= ЧТО НУЖНО СДЕЛАТЬ =
1. Кто, согласно отрывку о свободе духа, свободен?
2. Подхватите отрывок о свободе духа и продолжите его после последнего приведённого предложения.

Гимн, сотканный из презрения и насмешки, из воли и могущества. Гимн, что вибрирует и бьётся в свете солнца, сияющего над могильными камнями, гимн, воскрешающий ничто и наполняющий его звуком.

VI.

Над сократовской рабской ментальностью, стоически принимающей смерть, и диогеновским свободным духом, цинично принимающим жизнь, возвышается триумфальная радуга, на которой пляшет кощунственный ниспровергатель новоявленных фантомов, радикальный истребитель всех этических миров. Свободен тот, кто танцует на высоте, окружённый величественным сиянием солнца.

А когда из мглистых расщелин вздымаются необъятные тучи угрюмой тьмы, чтобы закрыть собой свет и встать у него на пути, он пробивает дорогу выстрелами из своего браунинга или закрывает им ход огнём своей деспотичной фантазии, вынуждая их пасть к его ногам, как смиренные рабы.

Но лишь тот, кто знает и практикует иконоборческий гнев разрушения, может открыть для себя упоение, рождённое свободой, той самобытной свободой, что удобряется печалью. Я восстаю против реальности внешнего мира ради триумфа реальности того мира, что внутри меня.

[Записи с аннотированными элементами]
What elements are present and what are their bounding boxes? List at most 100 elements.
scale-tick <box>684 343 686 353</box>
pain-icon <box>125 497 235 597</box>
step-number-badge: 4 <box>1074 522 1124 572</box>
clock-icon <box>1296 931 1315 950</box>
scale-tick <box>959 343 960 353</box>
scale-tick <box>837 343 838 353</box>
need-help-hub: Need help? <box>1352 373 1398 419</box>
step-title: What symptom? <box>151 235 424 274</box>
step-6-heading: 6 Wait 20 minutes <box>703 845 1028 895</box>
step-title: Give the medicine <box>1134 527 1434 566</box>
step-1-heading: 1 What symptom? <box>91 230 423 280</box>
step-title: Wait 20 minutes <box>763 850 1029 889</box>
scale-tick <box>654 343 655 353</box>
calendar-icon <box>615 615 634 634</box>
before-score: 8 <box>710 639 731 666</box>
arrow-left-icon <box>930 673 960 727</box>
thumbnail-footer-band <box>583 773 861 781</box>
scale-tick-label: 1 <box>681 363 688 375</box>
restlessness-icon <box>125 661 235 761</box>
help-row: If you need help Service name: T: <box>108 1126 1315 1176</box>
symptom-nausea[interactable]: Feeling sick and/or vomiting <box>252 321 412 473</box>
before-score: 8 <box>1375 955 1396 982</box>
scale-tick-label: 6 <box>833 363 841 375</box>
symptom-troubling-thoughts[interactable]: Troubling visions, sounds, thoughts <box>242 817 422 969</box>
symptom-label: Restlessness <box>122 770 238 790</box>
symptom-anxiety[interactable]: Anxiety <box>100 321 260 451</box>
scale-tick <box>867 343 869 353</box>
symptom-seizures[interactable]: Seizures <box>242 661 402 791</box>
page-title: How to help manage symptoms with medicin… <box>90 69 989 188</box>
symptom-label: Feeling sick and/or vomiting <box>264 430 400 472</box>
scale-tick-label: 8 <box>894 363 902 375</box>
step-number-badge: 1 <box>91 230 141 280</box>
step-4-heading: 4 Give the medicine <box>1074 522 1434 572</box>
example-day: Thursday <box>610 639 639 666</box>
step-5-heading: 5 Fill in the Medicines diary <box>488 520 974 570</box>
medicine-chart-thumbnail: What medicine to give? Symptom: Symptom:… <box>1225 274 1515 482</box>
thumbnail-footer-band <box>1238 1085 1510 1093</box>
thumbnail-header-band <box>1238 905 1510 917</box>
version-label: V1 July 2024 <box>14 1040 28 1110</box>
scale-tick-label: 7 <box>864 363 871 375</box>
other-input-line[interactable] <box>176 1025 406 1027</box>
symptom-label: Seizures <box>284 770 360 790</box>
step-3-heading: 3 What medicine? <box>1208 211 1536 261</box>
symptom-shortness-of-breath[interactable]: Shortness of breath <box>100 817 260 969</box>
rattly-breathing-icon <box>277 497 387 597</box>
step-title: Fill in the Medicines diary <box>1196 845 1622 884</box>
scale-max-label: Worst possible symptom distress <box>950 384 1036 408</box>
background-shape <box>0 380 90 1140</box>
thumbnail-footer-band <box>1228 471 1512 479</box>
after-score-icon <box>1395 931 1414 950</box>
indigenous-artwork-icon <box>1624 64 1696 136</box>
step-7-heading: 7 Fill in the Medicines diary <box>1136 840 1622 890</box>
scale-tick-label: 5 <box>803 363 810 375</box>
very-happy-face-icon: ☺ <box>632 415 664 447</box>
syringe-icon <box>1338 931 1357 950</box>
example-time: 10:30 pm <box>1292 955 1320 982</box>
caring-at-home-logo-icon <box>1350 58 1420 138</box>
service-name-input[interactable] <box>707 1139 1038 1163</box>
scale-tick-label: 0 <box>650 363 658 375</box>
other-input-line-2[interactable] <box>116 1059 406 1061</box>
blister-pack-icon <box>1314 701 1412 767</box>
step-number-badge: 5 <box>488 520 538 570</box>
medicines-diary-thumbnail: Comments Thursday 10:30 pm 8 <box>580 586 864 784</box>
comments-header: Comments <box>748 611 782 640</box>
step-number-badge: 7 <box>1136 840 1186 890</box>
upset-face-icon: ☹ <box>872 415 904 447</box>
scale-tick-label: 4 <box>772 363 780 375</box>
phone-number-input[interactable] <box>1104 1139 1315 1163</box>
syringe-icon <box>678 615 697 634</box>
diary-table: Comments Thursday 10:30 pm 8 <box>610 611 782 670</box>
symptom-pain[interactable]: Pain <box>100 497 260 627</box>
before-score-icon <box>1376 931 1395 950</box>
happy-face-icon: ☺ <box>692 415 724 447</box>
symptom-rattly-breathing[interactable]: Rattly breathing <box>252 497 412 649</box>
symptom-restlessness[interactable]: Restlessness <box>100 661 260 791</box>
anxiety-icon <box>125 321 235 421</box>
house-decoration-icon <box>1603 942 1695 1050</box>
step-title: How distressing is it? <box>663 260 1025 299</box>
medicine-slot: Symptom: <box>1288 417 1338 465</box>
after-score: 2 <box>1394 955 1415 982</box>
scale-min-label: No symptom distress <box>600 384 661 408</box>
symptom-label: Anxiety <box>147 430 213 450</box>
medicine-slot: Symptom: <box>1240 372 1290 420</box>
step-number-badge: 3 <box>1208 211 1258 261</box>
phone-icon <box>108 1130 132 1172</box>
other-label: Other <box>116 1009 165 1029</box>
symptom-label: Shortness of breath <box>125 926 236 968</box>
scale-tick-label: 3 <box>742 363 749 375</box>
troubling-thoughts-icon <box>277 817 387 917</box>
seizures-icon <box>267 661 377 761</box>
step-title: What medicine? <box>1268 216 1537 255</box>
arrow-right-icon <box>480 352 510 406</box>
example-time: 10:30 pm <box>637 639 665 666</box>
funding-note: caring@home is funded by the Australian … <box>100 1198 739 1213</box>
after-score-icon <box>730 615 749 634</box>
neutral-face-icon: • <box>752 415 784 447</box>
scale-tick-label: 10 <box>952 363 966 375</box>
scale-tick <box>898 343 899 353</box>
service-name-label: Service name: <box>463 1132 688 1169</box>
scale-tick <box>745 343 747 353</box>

= ПИСЬМЕННЫЕ ОТВЕТЫ =
1. Свободен тот, кто танцует на высоте, окружённый величественным сиянием солнца.

2.
Я отвергаю общество ради триумфа своего «Я». Отвергаю незыблемость всякой власти, всякой традиции и всякой морали ради утверждения всякого неугомонного инстинкта, всякого свободного выражения чувств, всякой страсти и всякой фантазии. Я насмехаюсь над всяким долгом и любыми правами, дабы я мог воспевать свободную волю.

Я презираю будущее, чтобы упиваться радостью и сносить страдания уже сегодня. Я смотрю на человечество сверху вниз, ибо это не моё человечество. Я ненавижу тиранов и питаю отвращение к рабам. Я не стремлюсь к солидарности и ей не одариваю, ибо я убеждён, что она суть ещё одна цепь, и разделяю точку зрения Ибсена, что сильнее всех тот, кто более всех одинок.

Таков мой Нигилизм. По мне, жизнь есть не что иное, как героическая ода радости и порочности, написанная окровавленными руками печали и боли, или трагическая мечта об искусстве и красоте!